* start WORKING DATA *

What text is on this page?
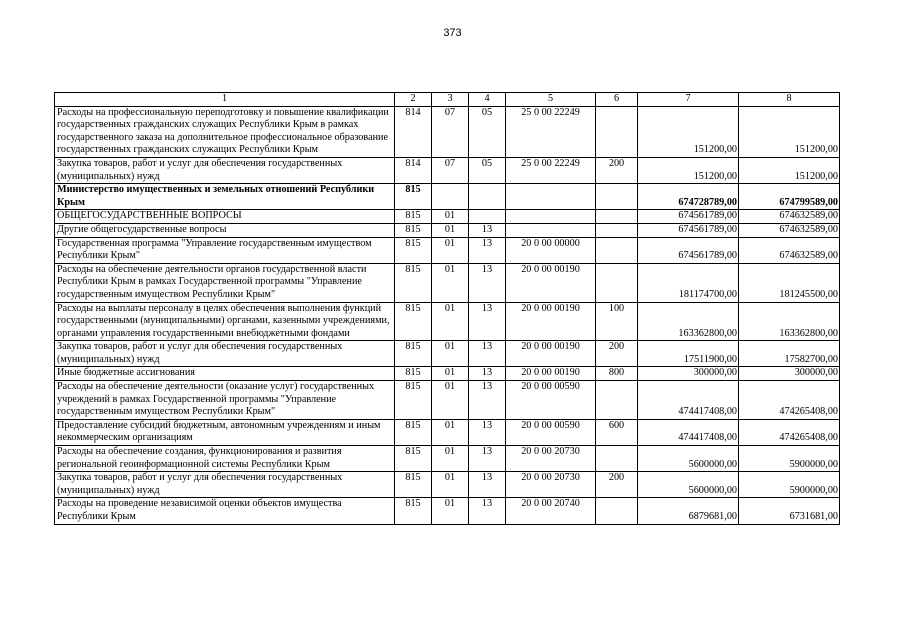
373
1	2	3	4	5	6	7	8
Расходы на профессиональную переподготовку и повышение квалификации государственных гражданских служащих Республики Крым в рамках государственного заказа на дополнительное профессиональное образование государственных гражданских служащих Республики Крым	814	07	05	25 0 00 22249		151200,00	151200,00
Закупка товаров, работ и услуг для обеспечения государственных (муниципальных) нужд	814	07	05	25 0 00 22249	200	151200,00	151200,00
Министерство имущественных и земельных отношений Республики Крым	815					674728789,00	674799589,00
ОБЩЕГОСУДАРСТВЕННЫЕ ВОПРОСЫ	815	01				674561789,00	674632589,00
Другие общегосударственные вопросы	815	01	13			674561789,00	674632589,00
Государственная программа "Управление государственным имуществом Республики Крым"	815	01	13	20 0 00 00000		674561789,00	674632589,00
Расходы на обеспечение деятельности органов государственной власти Республики Крым в рамках Государственной программы "Управление государственным имуществом Республики Крым"	815	01	13	20 0 00 00190		181174700,00	181245500,00
Расходы на выплаты персоналу в целях обеспечения выполнения функций государственными (муниципальными) органами, казенными учреждениями, органами управления государственными внебюджетными фондами	815	01	13	20 0 00 00190	100	163362800,00	163362800,00
Закупка товаров, работ и услуг для обеспечения государственных (муниципальных) нужд	815	01	13	20 0 00 00190	200	17511900,00	17582700,00
Иные бюджетные ассигнования	815	01	13	20 0 00 00190	800	300000,00	300000,00
Расходы на обеспечение деятельности (оказание услуг) государственных учреждений в рамках Государственной программы "Управление государственным имуществом Республики Крым"	815	01	13	20 0 00 00590		474417408,00	474265408,00
Предоставление субсидий бюджетным, автономным учреждениям и иным некоммерческим организациям	815	01	13	20 0 00 00590	600	474417408,00	474265408,00
Расходы на обеспечение создания, функционирования и развития региональной геоинформационной системы Республики Крым	815	01	13	20 0 00 20730		5600000,00	5900000,00
Закупка товаров, работ и услуг для обеспечения государственных (муниципальных) нужд	815	01	13	20 0 00 20730	200	5600000,00	5900000,00
Расходы на проведение независимой оценки объектов имущества Республики Крым	815	01	13	20 0 00 20740		6879681,00	6731681,00
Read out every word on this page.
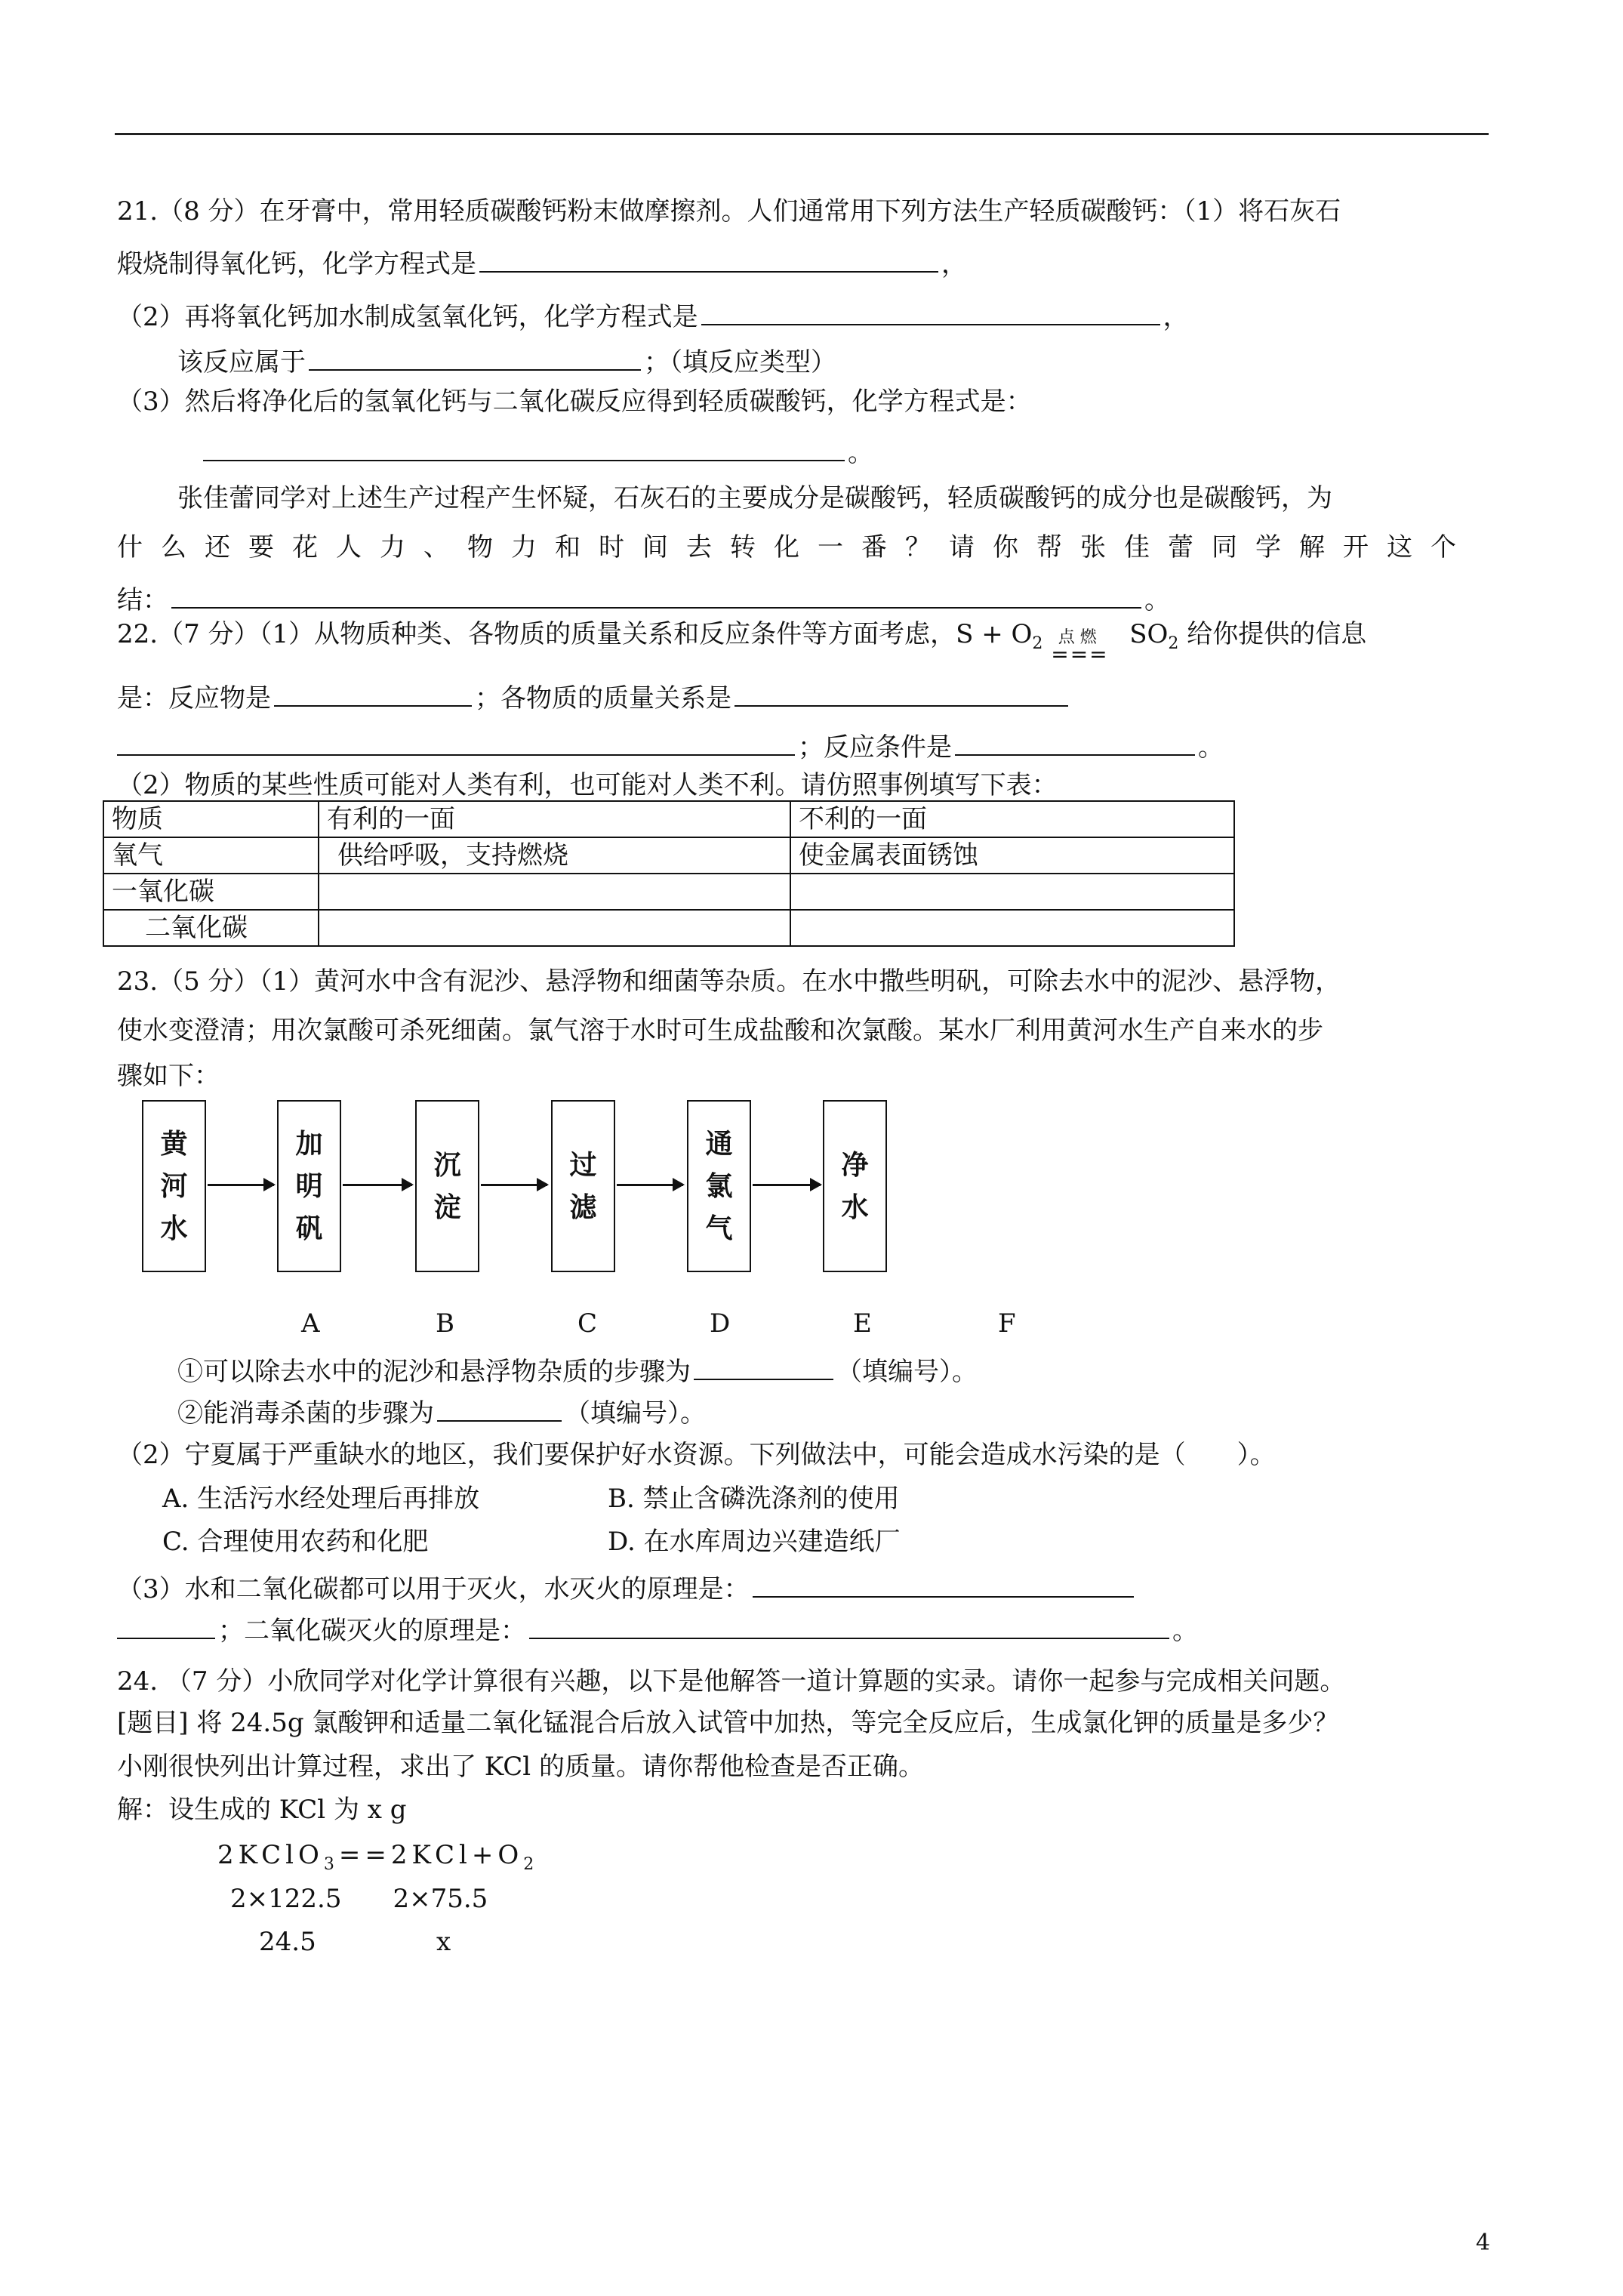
21.（8 分）在牙膏中，常用轻质碳酸钙粉末做摩擦剂。人们通常用下列方法生产轻质碳酸钙：（1）将石灰石
煅烧制得氧化钙，化学方程式是	，
（2）再将氧化钙加水制成氢氧化钙，化学方程式是	，
该反应属于	；（填反应类型）
（3）然后将净化后的氢氧化钙与二氧化碳反应得到轻质碳酸钙，化学方程式是：
。
张佳蕾同学对上述生产过程产生怀疑，石灰石的主要成分是碳酸钙，轻质碳酸钙的成分也是碳酸钙，为
什么还要花人力、物力和时间去转化一番？请你帮张佳蕾同学解开这个
结：	。
22.（7 分）（1）从物质种类、各物质的质量关系和反应条件等方面考虑，$S + O_2$ 点 燃
===
　$SO_2$ 给你提供的信息
是：反应物是	；各物质的质量关系是
；反应条件是	。
（2）物质的某些性质可能对人类有利，也可能对人类不利。请仿照事例填写下表：
物质	有利的一面	不利的一面
氧气	供给呼吸，支持燃烧	使金属表面锈蚀
一氧化碳		
二氧化碳		
23.（5 分）（1）黄河水中含有泥沙、悬浮物和细菌等杂质。在水中撒些明矾，可除去水中的泥沙、悬浮物，
使水变澄清；用次氯酸可杀死细菌。氯气溶于水时可生成盐酸和次氯酸。某水厂利用黄河水生产自来水的步
骤如下：
黄
河
水
加
明
矾
沉
淀
过
滤
通
氯
气
净
水
A	B	C	D	E	F
①可以除去水中的泥沙和悬浮物杂质的步骤为	（填编号）。
②能消毒杀菌的步骤为	（填编号）。
（2）宁夏属于严重缺水的地区，我们要保护好水资源。下列做法中，可能会造成水污染的是（　　）。
A. 生活污水经处理后再排放	B. 禁止含磷洗涤剂的使用
C. 合理使用农药和化肥	D. 在水库周边兴建造纸厂
（3）水和二氧化碳都可以用于灭火，水灭火的原理是：
；二氧化碳灭火的原理是：	。
24. （7 分）小欣同学对化学计算很有兴趣，以下是他解答一道计算题的实录。请你一起参与完成相关问题。
[题目] 将 24.5g 氯酸钾和适量二氧化锰混合后放入试管中加热，等完全反应后，生成氯化钾的质量是多少？
小刚很快列出计算过程，求出了 KCl 的质量。请你帮他检查是否正确。
解：设生成的 KCl 为 x g
$2KClO_3==2KCl+O_2$
2×122.5　　2×75.5
24.5	x
4
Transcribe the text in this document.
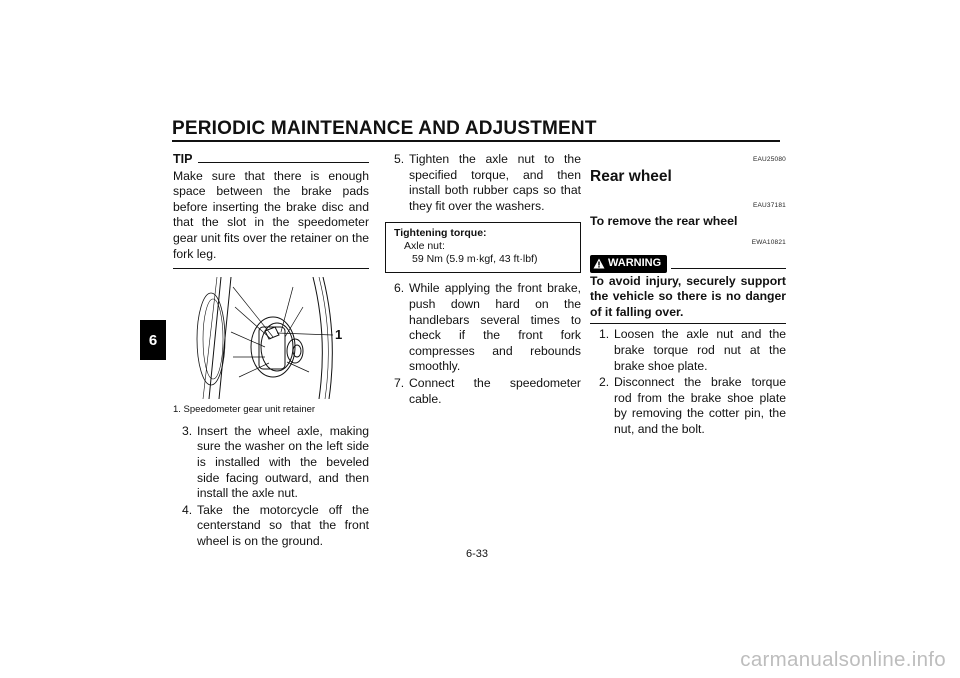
PERIODIC MAINTENANCE AND ADJUSTMENT
6
TIP
Make sure that there is enough space between the brake pads before inserting the brake disc and that the slot in the speedometer gear unit fits over the retainer on the fork leg.
1
1. Speedometer gear unit retainer
3. Insert the wheel axle, making sure the washer on the left side is installed with the beveled side facing outward, and then install the axle nut.
4. Take the motorcycle off the centerstand so that the front wheel is on the ground.
5. Tighten the axle nut to the specified torque, and then install both rubber caps so that they fit over the washers.
Tightening torque:
Axle nut:
59 Nm (5.9 m·kgf, 43 ft·lbf)
6. While applying the front brake, push down hard on the handlebars several times to check if the front fork compresses and rebounds smoothly.
7. Connect the speedometer cable.
EAU25080
Rear wheel
EAU37181
To remove the rear wheel
EWA10821
WARNING
To avoid injury, securely support the vehicle so there is no danger of it falling over.
1. Loosen the axle nut and the brake torque rod nut at the brake shoe plate.
2. Disconnect the brake torque rod from the brake shoe plate by removing the cotter pin, the nut, and the bolt.
6-33
carmanualsonline.info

* end WORKING DATA *

**WORK TO DO**: Output all of the records exactly as they appear above, but not the pictures.

**SOLUTION**:
What text is on this page?
373
1	2	3	4	5	6	7	8
Расходы на профессиональную переподготовку и повышение квалификации государственных гражданских служащих Республики Крым в рамках государственного заказа на дополнительное профессиональное образование государственных гражданских служащих Республики Крым	814	07	05	25 0 00 22249		151200,00	151200,00
Закупка товаров, работ и услуг для обеспечения государственных (муниципальных) нужд	814	07	05	25 0 00 22249	200	151200,00	151200,00
Министерство имущественных и земельных отношений Республики Крым	815					674728789,00	674799589,00
ОБЩЕГОСУДАРСТВЕННЫЕ ВОПРОСЫ	815	01				674561789,00	674632589,00
Другие общегосударственные вопросы	815	01	13			674561789,00	674632589,00
Государственная программа "Управление государственным имуществом Республики Крым"	815	01	13	20 0 00 00000		674561789,00	674632589,00
Расходы на обеспечение деятельности органов государственной власти Республики Крым в рамках Государственной программы "Управление государственным имуществом Республики Крым"	815	01	13	20 0 00 00190		181174700,00	181245500,00
Расходы на выплаты персоналу в целях обеспечения выполнения функций государственными (муниципальными) органами, казенными учреждениями, органами управления государственными внебюджетными фондами	815	01	13	20 0 00 00190	100	163362800,00	163362800,00
Закупка товаров, работ и услуг для обеспечения государственных (муниципальных) нужд	815	01	13	20 0 00 00190	200	17511900,00	17582700,00
Иные бюджетные ассигнования	815	01	13	20 0 00 00190	800	300000,00	300000,00
Расходы на обеспечение деятельности (оказание услуг) государственных учреждений в рамках Государственной программы "Управление государственным имуществом Республики Крым"	815	01	13	20 0 00 00590		474417408,00	474265408,00
Предоставление субсидий бюджетным, автономным учреждениям и иным некоммерческим организациям	815	01	13	20 0 00 00590	600	474417408,00	474265408,00
Расходы на обеспечение создания, функционирования и развития региональной геоинформационной системы Республики Крым	815	01	13	20 0 00 20730		5600000,00	5900000,00
Закупка товаров, работ и услуг для обеспечения государственных (муниципальных) нужд	815	01	13	20 0 00 20730	200	5600000,00	5900000,00
Расходы на проведение независимой оценки объектов имущества Республики Крым	815	01	13	20 0 00 20740		6879681,00	6731681,00
Read out every word on this page.
21.（8 分）在牙膏中，常用轻质碳酸钙粉末做摩擦剂。人们通常用下列方法生产轻质碳酸钙：（1）将石灰石
煅烧制得氧化钙，化学方程式是	，
（2）再将氧化钙加水制成氢氧化钙，化学方程式是	，
该反应属于	；（填反应类型）
（3）然后将净化后的氢氧化钙与二氧化碳反应得到轻质碳酸钙，化学方程式是：
。
张佳蕾同学对上述生产过程产生怀疑，石灰石的主要成分是碳酸钙，轻质碳酸钙的成分也是碳酸钙，为
什么还要花人力、物力和时间去转化一番？请你帮张佳蕾同学解开这个
结：	。
22.（7 分）（1）从物质种类、各物质的质量关系和反应条件等方面考虑，$S + O_2$ 点 燃
===
　$SO_2$ 给你提供的信息
是：反应物是	；各物质的质量关系是
；反应条件是	。
（2）物质的某些性质可能对人类有利，也可能对人类不利。请仿照事例填写下表：
物质	有利的一面	不利的一面
氧气	供给呼吸，支持燃烧	使金属表面锈蚀
一氧化碳		
二氧化碳		
23.（5 分）（1）黄河水中含有泥沙、悬浮物和细菌等杂质。在水中撒些明矾，可除去水中的泥沙、悬浮物，
使水变澄清；用次氯酸可杀死细菌。氯气溶于水时可生成盐酸和次氯酸。某水厂利用黄河水生产自来水的步
骤如下：
黄
河
水
加
明
矾
沉
淀
过
滤
通
氯
气
净
水
A	B	C	D	E	F
①可以除去水中的泥沙和悬浮物杂质的步骤为	（填编号）。
②能消毒杀菌的步骤为	（填编号）。
（2）宁夏属于严重缺水的地区，我们要保护好水资源。下列做法中，可能会造成水污染的是（　　）。
A. 生活污水经处理后再排放	B. 禁止含磷洗涤剂的使用
C. 合理使用农药和化肥	D. 在水库周边兴建造纸厂
（3）水和二氧化碳都可以用于灭火，水灭火的原理是：
；二氧化碳灭火的原理是：	。
24. （7 分）小欣同学对化学计算很有兴趣，以下是他解答一道计算题的实录。请你一起参与完成相关问题。
[题目] 将 24.5g 氯酸钾和适量二氧化锰混合后放入试管中加热，等完全反应后，生成氯化钾的质量是多少？
小刚很快列出计算过程，求出了 KCl 的质量。请你帮他检查是否正确。
解：设生成的 KCl 为 x g
$2KClO_3==2KCl+O_2$
2×122.5　　2×75.5
24.5	x
4
Transcribe the text in this document.
PERIODIC MAINTENANCE AND ADJUSTMENT
6
TIP
Make sure that there is enough space between the brake pads before inserting the brake disc and that the slot in the speedometer gear unit fits over the retainer on the fork leg.
1
1. Speedometer gear unit retainer
3. Insert the wheel axle, making sure the washer on the left side is installed with the beveled side facing outward, and then install the axle nut.
4. Take the motorcycle off the centerstand so that the front wheel is on the ground.
5. Tighten the axle nut to the specified torque, and then install both rubber caps so that they fit over the washers.
Tightening torque:
Axle nut:
59 Nm (5.9 m·kgf, 43 ft·lbf)
6. While applying the front brake, push down hard on the handlebars several times to check if the front fork compresses and rebounds smoothly.
7. Connect the speedometer cable.
EAU25080
Rear wheel
EAU37181
To remove the rear wheel
EWA10821
WARNING
To avoid injury, securely support the vehicle so there is no danger of it falling over.
1. Loosen the axle nut and the brake torque rod nut at the brake shoe plate.
2. Disconnect the brake torque rod from the brake shoe plate by removing the cotter pin, the nut, and the bolt.
6-33
carmanualsonline.info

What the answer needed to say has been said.